● Exercise brief
Tally the lines that include the word "времени" and reply with nothing but the total.
<<<<
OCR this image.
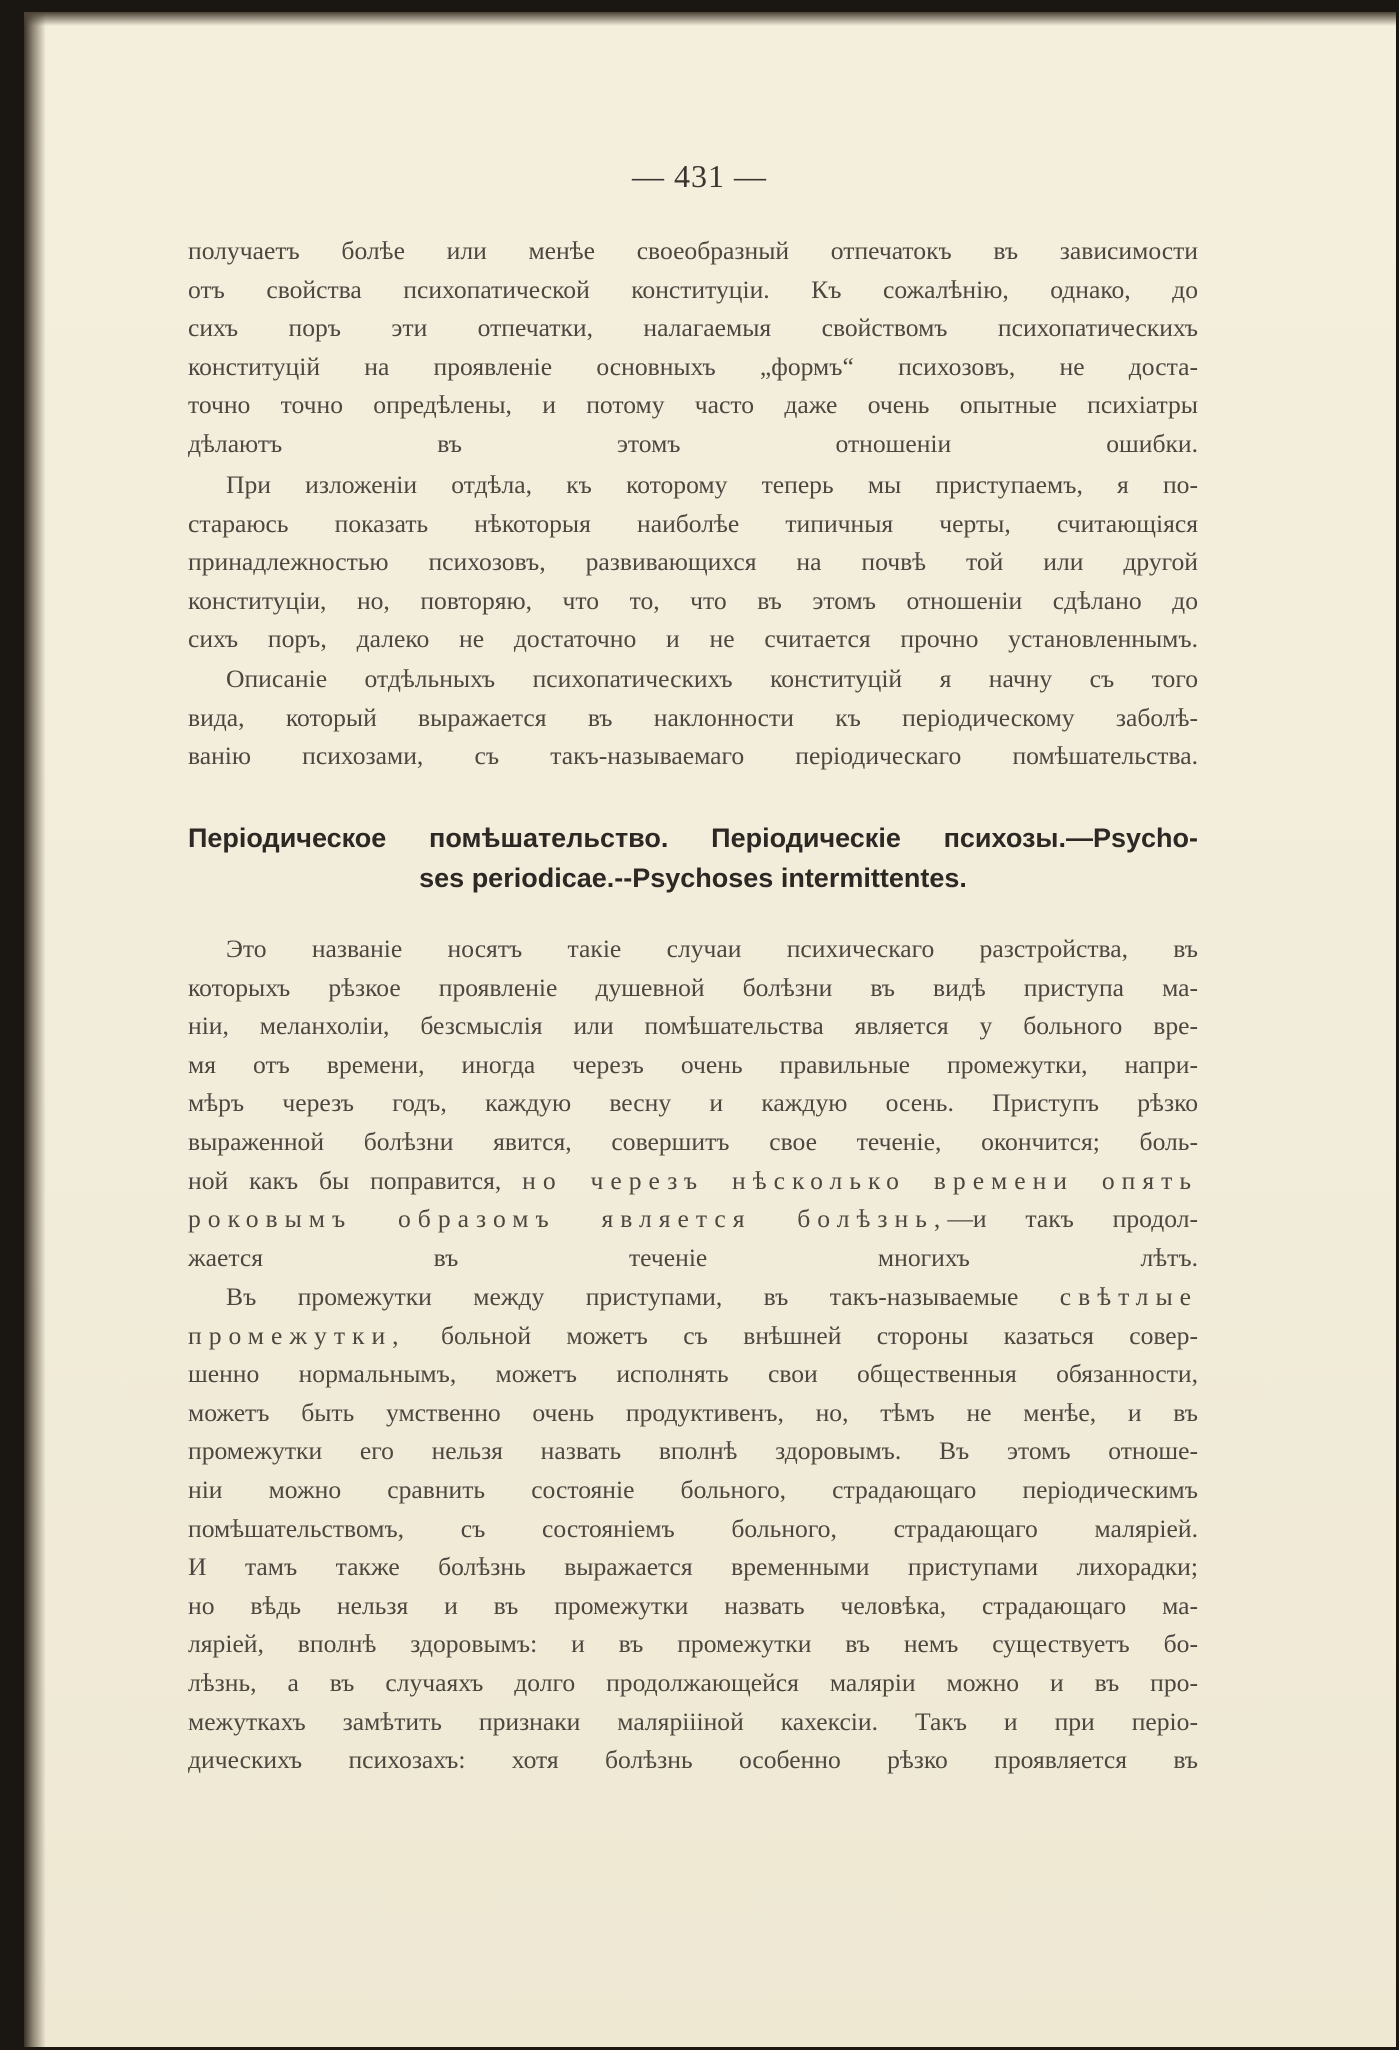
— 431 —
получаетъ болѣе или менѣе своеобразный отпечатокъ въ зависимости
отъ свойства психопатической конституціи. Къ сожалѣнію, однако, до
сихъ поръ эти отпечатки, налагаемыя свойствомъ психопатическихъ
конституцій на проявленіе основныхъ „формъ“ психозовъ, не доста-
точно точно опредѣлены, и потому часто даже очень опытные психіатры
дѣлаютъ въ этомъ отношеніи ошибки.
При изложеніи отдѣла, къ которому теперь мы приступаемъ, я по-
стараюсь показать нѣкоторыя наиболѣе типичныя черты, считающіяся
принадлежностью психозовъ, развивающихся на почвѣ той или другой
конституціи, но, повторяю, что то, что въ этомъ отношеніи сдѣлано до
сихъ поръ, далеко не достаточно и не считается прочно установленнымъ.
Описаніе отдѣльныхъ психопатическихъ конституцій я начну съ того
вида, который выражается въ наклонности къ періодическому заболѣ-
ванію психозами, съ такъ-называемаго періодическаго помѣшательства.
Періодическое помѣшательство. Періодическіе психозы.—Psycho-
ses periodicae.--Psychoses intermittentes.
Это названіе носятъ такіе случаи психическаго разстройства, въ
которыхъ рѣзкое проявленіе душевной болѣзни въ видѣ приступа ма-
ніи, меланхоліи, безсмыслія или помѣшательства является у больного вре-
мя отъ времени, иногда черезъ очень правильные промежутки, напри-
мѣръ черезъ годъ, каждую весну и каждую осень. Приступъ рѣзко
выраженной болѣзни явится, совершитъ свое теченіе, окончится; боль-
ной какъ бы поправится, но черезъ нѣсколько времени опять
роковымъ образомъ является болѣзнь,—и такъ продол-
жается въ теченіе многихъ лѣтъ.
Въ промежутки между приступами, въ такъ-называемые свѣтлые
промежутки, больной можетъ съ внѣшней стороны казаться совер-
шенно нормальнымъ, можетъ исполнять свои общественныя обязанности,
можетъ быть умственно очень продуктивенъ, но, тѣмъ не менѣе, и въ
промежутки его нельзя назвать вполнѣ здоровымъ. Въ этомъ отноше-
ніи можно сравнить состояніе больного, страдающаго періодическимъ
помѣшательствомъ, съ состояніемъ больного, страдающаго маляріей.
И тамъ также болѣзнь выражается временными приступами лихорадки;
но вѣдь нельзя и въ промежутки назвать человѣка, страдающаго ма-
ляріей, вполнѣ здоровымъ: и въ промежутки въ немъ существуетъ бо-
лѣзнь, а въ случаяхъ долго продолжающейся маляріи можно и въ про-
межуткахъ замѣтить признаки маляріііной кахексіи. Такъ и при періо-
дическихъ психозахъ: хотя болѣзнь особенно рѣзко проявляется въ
>>>>
<<<<
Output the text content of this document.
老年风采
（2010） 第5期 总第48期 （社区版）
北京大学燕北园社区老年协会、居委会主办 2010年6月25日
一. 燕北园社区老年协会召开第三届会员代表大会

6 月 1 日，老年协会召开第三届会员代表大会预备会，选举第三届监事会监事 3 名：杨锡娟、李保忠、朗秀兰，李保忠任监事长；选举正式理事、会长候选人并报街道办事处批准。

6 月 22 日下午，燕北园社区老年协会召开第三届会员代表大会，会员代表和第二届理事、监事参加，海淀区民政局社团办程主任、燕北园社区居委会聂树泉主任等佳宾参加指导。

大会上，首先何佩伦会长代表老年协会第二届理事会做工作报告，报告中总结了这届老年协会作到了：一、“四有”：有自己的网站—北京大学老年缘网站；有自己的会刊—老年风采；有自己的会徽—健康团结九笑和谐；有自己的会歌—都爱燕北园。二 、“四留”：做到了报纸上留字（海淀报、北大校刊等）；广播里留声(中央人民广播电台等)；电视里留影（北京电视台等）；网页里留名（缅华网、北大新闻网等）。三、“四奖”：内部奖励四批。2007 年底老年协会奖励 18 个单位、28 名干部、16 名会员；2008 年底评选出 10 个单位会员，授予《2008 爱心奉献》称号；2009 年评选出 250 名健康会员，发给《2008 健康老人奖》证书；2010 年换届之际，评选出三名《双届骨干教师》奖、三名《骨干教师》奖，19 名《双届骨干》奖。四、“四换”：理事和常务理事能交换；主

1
>>>>
● Response to the task
2